### What the task requires
Which lines have the string "patrimonio"? Copy all of them from the entries below.

### Entries from a visual dataset
---

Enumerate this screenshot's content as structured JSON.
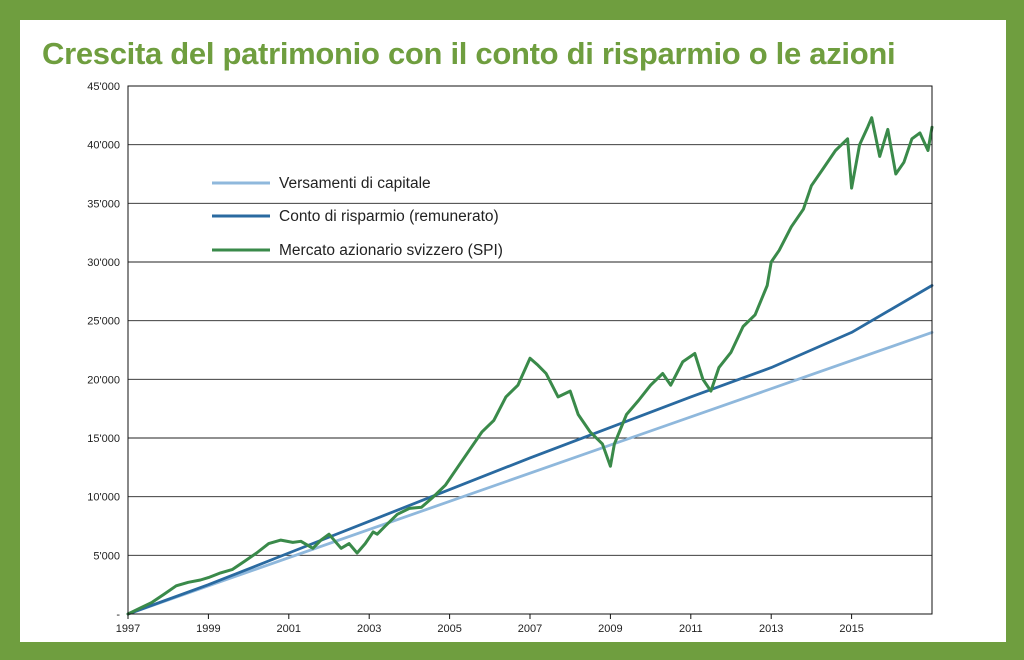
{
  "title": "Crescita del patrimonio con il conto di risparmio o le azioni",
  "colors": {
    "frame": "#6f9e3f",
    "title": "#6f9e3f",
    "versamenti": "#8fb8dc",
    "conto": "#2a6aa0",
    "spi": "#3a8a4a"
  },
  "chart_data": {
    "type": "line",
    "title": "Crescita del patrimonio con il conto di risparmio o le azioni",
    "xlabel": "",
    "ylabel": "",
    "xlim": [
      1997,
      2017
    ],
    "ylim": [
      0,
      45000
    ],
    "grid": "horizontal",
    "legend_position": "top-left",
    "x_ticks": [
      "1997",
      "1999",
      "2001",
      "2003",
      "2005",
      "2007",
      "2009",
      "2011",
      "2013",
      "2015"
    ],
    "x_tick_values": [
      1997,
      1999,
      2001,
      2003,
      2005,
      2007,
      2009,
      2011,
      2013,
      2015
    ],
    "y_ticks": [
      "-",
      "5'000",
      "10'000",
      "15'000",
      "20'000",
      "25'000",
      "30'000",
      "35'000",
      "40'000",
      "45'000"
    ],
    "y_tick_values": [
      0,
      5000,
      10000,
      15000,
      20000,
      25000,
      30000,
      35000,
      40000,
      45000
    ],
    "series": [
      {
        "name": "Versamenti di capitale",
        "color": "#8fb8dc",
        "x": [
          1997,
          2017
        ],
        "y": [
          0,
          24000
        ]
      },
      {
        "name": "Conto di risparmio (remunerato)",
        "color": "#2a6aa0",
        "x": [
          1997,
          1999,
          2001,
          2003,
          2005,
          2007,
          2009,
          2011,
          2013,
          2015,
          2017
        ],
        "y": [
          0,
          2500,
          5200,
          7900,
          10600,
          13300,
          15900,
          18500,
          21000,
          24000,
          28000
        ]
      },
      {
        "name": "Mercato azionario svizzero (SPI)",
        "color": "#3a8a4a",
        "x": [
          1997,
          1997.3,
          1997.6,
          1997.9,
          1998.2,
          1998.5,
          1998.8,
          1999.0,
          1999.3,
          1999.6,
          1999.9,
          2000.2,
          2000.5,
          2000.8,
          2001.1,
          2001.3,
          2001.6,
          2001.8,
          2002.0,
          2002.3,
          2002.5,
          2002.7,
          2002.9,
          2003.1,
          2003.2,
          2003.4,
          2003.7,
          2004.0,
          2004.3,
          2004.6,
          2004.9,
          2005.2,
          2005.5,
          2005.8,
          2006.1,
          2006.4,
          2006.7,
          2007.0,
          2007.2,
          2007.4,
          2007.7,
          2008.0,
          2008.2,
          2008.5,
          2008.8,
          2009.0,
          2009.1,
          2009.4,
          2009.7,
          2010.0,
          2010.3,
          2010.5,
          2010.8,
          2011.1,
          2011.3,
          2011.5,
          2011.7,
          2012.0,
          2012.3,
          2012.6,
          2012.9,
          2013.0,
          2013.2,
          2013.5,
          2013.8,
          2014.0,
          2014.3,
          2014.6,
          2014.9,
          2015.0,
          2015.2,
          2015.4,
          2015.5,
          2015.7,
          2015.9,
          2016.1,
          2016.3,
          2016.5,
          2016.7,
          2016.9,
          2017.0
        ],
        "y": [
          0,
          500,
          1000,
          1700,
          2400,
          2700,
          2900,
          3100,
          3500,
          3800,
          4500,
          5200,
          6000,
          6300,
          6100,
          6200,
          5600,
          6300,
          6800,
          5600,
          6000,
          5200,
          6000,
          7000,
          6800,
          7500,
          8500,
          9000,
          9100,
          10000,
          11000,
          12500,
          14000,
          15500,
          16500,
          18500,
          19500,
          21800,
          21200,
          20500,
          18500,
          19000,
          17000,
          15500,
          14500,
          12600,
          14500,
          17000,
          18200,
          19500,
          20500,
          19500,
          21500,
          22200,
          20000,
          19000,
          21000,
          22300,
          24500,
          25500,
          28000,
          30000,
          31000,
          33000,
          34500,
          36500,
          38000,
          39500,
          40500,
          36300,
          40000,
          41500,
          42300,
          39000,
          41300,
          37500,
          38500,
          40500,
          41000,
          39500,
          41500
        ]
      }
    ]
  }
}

---

### Solution
  "title": "Crescita del patrimonio con il conto di risparmio o le azioni",
    "title": "Crescita del patrimonio con il conto di risparmio o le azioni",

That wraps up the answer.